DATASET:
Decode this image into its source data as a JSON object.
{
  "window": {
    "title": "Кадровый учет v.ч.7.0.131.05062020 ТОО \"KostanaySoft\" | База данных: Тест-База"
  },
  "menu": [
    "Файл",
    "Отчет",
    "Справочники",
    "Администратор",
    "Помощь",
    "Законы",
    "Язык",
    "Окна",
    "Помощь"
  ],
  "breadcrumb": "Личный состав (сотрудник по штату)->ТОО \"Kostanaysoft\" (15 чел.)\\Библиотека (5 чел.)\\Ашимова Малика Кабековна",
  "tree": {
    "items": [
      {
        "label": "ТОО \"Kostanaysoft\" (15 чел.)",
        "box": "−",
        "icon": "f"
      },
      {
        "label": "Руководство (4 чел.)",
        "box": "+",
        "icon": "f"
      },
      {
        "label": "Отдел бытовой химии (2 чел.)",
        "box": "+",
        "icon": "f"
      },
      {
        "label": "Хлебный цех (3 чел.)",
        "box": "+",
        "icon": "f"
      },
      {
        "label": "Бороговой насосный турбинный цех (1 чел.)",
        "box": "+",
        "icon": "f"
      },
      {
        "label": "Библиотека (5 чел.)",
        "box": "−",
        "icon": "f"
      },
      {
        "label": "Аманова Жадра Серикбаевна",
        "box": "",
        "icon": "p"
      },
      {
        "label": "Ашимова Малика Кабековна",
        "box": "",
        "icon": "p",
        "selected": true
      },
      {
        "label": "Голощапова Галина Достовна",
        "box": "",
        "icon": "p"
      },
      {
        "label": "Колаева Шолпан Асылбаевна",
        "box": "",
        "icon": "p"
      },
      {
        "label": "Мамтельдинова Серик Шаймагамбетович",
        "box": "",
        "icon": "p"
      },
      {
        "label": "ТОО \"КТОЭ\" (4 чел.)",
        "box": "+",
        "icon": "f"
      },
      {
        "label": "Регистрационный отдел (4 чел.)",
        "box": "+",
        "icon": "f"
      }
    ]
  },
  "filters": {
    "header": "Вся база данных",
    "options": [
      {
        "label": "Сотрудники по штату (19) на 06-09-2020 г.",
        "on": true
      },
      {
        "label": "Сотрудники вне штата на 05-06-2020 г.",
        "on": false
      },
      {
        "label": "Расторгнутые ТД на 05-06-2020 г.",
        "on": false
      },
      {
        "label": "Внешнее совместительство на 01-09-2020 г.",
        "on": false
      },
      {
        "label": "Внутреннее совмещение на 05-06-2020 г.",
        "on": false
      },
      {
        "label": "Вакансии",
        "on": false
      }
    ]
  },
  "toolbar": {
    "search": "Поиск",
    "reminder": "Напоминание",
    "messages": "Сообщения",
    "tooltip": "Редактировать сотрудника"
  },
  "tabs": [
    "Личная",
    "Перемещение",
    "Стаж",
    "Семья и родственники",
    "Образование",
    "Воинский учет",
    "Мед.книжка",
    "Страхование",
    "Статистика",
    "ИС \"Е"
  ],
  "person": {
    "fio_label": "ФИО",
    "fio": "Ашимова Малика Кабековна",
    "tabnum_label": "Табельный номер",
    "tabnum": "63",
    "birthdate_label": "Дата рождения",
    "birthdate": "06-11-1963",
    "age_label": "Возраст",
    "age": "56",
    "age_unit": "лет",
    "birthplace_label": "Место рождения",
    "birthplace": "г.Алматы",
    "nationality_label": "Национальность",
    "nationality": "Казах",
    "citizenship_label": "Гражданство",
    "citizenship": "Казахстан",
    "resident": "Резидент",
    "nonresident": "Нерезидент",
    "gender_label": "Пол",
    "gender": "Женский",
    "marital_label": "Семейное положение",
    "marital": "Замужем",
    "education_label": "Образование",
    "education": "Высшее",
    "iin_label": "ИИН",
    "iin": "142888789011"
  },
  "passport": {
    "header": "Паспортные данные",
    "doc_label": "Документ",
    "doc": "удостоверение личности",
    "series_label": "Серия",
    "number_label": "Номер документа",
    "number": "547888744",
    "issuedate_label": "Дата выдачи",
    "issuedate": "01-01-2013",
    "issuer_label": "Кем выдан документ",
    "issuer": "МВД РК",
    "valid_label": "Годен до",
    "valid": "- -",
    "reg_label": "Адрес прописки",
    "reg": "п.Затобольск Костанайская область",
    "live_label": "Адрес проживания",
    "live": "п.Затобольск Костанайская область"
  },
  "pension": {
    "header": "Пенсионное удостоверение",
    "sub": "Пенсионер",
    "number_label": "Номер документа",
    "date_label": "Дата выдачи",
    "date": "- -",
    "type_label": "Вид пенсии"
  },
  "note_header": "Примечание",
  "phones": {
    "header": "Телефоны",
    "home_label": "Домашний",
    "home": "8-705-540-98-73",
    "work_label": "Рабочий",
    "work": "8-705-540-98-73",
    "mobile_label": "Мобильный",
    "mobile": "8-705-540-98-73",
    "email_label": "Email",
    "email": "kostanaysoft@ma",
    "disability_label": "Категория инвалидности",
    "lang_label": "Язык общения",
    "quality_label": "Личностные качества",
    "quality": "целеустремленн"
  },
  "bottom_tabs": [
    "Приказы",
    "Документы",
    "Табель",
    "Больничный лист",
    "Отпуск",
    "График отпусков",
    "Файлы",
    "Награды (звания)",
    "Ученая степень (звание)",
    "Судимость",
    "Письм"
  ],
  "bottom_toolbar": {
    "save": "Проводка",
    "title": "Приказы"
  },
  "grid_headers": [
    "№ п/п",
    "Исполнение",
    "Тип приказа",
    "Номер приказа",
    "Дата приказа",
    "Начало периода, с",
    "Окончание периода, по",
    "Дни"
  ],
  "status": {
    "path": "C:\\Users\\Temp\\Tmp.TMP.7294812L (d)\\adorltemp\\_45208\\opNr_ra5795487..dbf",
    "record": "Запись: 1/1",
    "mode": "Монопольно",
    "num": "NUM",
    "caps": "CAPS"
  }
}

==

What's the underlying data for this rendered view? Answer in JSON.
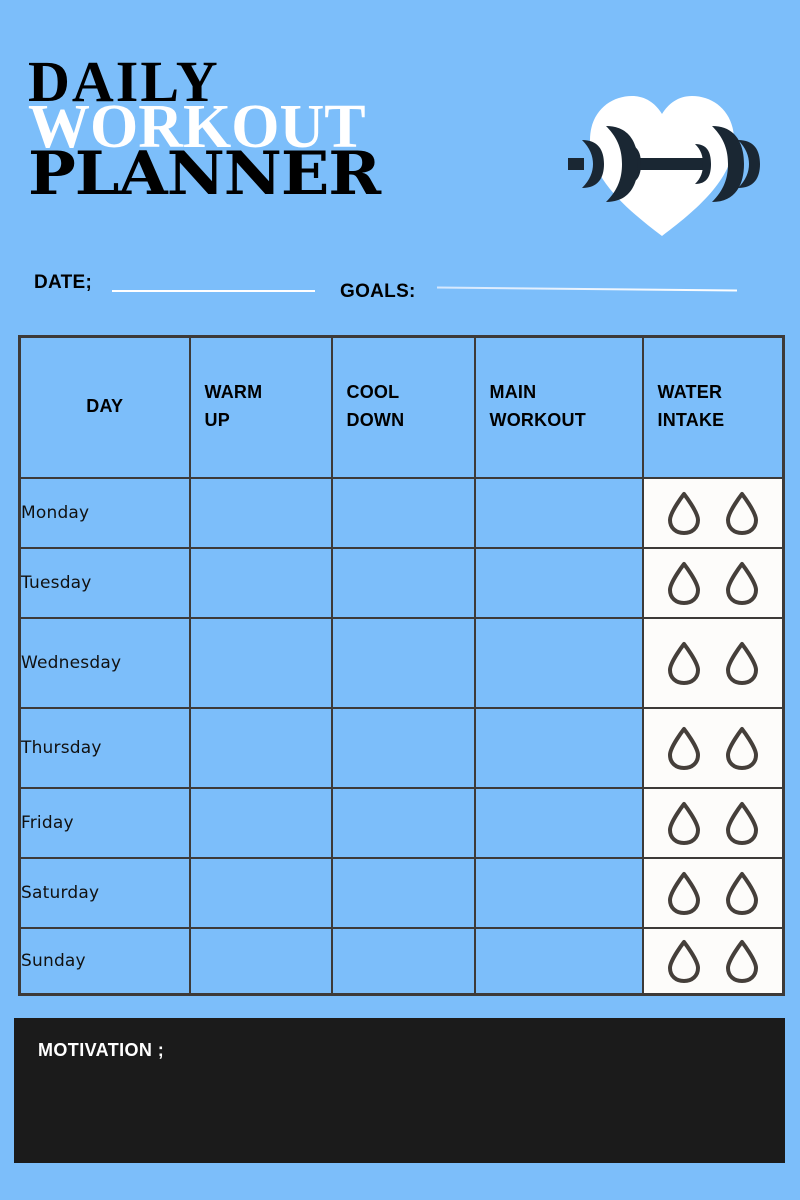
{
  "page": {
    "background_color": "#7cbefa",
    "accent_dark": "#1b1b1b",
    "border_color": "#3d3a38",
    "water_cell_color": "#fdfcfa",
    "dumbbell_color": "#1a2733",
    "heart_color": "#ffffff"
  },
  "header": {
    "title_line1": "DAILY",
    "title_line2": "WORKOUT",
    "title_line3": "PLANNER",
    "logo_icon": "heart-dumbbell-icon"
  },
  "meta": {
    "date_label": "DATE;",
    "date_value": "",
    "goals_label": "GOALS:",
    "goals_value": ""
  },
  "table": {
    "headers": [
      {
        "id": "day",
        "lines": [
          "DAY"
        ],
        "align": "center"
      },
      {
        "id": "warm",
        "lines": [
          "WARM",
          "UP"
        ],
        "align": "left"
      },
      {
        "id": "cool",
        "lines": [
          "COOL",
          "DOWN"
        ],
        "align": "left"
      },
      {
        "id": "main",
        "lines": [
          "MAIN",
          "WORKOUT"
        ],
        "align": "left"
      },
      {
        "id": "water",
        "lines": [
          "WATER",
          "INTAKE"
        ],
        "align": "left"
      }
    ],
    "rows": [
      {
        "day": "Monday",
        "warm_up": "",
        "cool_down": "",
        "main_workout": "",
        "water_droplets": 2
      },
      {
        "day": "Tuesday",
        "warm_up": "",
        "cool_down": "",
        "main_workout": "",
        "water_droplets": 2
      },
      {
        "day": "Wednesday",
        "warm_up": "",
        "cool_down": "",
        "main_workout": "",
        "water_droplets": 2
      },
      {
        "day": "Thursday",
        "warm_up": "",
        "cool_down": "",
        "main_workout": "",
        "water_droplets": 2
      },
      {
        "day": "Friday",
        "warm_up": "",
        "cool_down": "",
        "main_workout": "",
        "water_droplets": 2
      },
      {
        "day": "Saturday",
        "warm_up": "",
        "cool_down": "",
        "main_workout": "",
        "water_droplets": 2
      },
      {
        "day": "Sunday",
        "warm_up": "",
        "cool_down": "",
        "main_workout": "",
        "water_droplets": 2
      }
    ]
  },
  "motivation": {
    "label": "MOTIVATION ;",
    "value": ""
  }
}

WORK REQUIRED:
Search the entries for the word "Затобольск" and gather every line where it appears.

FULL SOLUTION:
    "reg": "п.Затобольск Костанайская область",
    "live": "п.Затобольск Костанайская область"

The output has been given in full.